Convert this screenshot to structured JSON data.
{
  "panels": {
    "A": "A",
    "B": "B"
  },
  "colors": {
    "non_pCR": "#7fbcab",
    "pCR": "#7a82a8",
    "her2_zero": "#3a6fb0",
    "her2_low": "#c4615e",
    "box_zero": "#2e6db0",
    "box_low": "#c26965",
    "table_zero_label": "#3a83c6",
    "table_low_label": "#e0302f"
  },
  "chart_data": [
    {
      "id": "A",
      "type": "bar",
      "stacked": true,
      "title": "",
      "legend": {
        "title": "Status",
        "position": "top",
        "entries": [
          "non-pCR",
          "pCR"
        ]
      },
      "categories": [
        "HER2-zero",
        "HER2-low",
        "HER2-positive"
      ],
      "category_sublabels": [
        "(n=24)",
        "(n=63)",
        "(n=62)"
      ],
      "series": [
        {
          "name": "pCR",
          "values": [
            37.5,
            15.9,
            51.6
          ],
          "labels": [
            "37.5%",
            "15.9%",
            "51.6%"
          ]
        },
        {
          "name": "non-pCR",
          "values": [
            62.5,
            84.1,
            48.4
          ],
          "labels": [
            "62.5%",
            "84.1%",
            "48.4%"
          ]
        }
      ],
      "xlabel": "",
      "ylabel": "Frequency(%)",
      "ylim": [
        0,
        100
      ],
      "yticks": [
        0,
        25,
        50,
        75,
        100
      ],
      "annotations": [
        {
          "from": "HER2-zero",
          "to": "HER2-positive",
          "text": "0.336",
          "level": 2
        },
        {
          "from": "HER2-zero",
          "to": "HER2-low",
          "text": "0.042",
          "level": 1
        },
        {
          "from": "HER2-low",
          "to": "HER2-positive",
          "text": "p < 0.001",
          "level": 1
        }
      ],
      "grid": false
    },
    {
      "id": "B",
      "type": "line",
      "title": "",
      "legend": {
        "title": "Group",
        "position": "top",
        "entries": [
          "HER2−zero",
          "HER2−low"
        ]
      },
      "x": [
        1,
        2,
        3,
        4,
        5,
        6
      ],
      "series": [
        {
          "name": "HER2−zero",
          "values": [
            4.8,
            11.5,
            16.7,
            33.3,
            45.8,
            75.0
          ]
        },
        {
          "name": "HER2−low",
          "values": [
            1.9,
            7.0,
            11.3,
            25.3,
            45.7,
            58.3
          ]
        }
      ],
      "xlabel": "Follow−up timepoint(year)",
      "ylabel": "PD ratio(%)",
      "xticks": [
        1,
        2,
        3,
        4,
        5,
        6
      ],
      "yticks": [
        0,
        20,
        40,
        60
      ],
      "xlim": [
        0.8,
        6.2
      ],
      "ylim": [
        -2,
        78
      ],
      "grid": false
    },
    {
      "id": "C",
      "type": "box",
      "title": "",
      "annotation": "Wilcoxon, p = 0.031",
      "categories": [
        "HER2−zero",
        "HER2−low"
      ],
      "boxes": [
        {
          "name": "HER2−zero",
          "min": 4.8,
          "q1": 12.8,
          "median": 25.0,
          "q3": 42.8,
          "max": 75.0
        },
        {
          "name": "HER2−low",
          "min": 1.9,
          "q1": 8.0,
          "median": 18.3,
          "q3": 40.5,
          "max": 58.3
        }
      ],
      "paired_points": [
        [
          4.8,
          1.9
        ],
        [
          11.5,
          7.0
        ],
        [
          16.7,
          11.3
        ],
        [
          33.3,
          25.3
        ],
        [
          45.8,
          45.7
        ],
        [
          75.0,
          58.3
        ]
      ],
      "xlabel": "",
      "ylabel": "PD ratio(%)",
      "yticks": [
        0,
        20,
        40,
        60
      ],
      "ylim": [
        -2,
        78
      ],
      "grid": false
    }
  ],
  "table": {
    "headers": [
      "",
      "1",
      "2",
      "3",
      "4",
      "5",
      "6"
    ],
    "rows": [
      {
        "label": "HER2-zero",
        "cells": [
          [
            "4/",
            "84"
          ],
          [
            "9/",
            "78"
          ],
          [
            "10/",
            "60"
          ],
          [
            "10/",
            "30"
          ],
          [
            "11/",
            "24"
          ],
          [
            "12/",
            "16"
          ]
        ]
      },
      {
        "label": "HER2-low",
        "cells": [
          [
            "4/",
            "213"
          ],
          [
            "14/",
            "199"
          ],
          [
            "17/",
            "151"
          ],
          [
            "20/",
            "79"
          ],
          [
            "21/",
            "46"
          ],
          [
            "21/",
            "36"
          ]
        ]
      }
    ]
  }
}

::::

The full set of records should be duplicated exactly.

RESULT FOR THIS EXERCISE
Convert this screenshot to structured JSON data.
{
  "panels": {
    "A": "A",
    "B": "B"
  },
  "colors": {
    "non_pCR": "#7fbcab",
    "pCR": "#7a82a8",
    "her2_zero": "#3a6fb0",
    "her2_low": "#c4615e",
    "box_zero": "#2e6db0",
    "box_low": "#c26965",
    "table_zero_label": "#3a83c6",
    "table_low_label": "#e0302f"
  },
  "chart_data": [
    {
      "id": "A",
      "type": "bar",
      "stacked": true,
      "title": "",
      "legend": {
        "title": "Status",
        "position": "top",
        "entries": [
          "non-pCR",
          "pCR"
        ]
      },
      "categories": [
        "HER2-zero",
        "HER2-low",
        "HER2-positive"
      ],
      "category_sublabels": [
        "(n=24)",
        "(n=63)",
        "(n=62)"
      ],
      "series": [
        {
          "name": "pCR",
          "values": [
            37.5,
            15.9,
            51.6
          ],
          "labels": [
            "37.5%",
            "15.9%",
            "51.6%"
          ]
        },
        {
          "name": "non-pCR",
          "values": [
            62.5,
            84.1,
            48.4
          ],
          "labels": [
            "62.5%",
            "84.1%",
            "48.4%"
          ]
        }
      ],
      "xlabel": "",
      "ylabel": "Frequency(%)",
      "ylim": [
        0,
        100
      ],
      "yticks": [
        0,
        25,
        50,
        75,
        100
      ],
      "annotations": [
        {
          "from": "HER2-zero",
          "to": "HER2-positive",
          "text": "0.336",
          "level": 2
        },
        {
          "from": "HER2-zero",
          "to": "HER2-low",
          "text": "0.042",
          "level": 1
        },
        {
          "from": "HER2-low",
          "to": "HER2-positive",
          "text": "p < 0.001",
          "level": 1
        }
      ],
      "grid": false
    },
    {
      "id": "B",
      "type": "line",
      "title": "",
      "legend": {
        "title": "Group",
        "position": "top",
        "entries": [
          "HER2−zero",
          "HER2−low"
        ]
      },
      "x": [
        1,
        2,
        3,
        4,
        5,
        6
      ],
      "series": [
        {
          "name": "HER2−zero",
          "values": [
            4.8,
            11.5,
            16.7,
            33.3,
            45.8,
            75.0
          ]
        },
        {
          "name": "HER2−low",
          "values": [
            1.9,
            7.0,
            11.3,
            25.3,
            45.7,
            58.3
          ]
        }
      ],
      "xlabel": "Follow−up timepoint(year)",
      "ylabel": "PD ratio(%)",
      "xticks": [
        1,
        2,
        3,
        4,
        5,
        6
      ],
      "yticks": [
        0,
        20,
        40,
        60
      ],
      "xlim": [
        0.8,
        6.2
      ],
      "ylim": [
        -2,
        78
      ],
      "grid": false
    },
    {
      "id": "C",
      "type": "box",
      "title": "",
      "annotation": "Wilcoxon, p = 0.031",
      "categories": [
        "HER2−zero",
        "HER2−low"
      ],
      "boxes": [
        {
          "name": "HER2−zero",
          "min": 4.8,
          "q1": 12.8,
          "median": 25.0,
          "q3": 42.8,
          "max": 75.0
        },
        {
          "name": "HER2−low",
          "min": 1.9,
          "q1": 8.0,
          "median": 18.3,
          "q3": 40.5,
          "max": 58.3
        }
      ],
      "paired_points": [
        [
          4.8,
          1.9
        ],
        [
          11.5,
          7.0
        ],
        [
          16.7,
          11.3
        ],
        [
          33.3,
          25.3
        ],
        [
          45.8,
          45.7
        ],
        [
          75.0,
          58.3
        ]
      ],
      "xlabel": "",
      "ylabel": "PD ratio(%)",
      "yticks": [
        0,
        20,
        40,
        60
      ],
      "ylim": [
        -2,
        78
      ],
      "grid": false
    }
  ],
  "table": {
    "headers": [
      "",
      "1",
      "2",
      "3",
      "4",
      "5",
      "6"
    ],
    "rows": [
      {
        "label": "HER2-zero",
        "cells": [
          [
            "4/",
            "84"
          ],
          [
            "9/",
            "78"
          ],
          [
            "10/",
            "60"
          ],
          [
            "10/",
            "30"
          ],
          [
            "11/",
            "24"
          ],
          [
            "12/",
            "16"
          ]
        ]
      },
      {
        "label": "HER2-low",
        "cells": [
          [
            "4/",
            "213"
          ],
          [
            "14/",
            "199"
          ],
          [
            "17/",
            "151"
          ],
          [
            "20/",
            "79"
          ],
          [
            "21/",
            "46"
          ],
          [
            "21/",
            "36"
          ]
        ]
      }
    ]
  }
}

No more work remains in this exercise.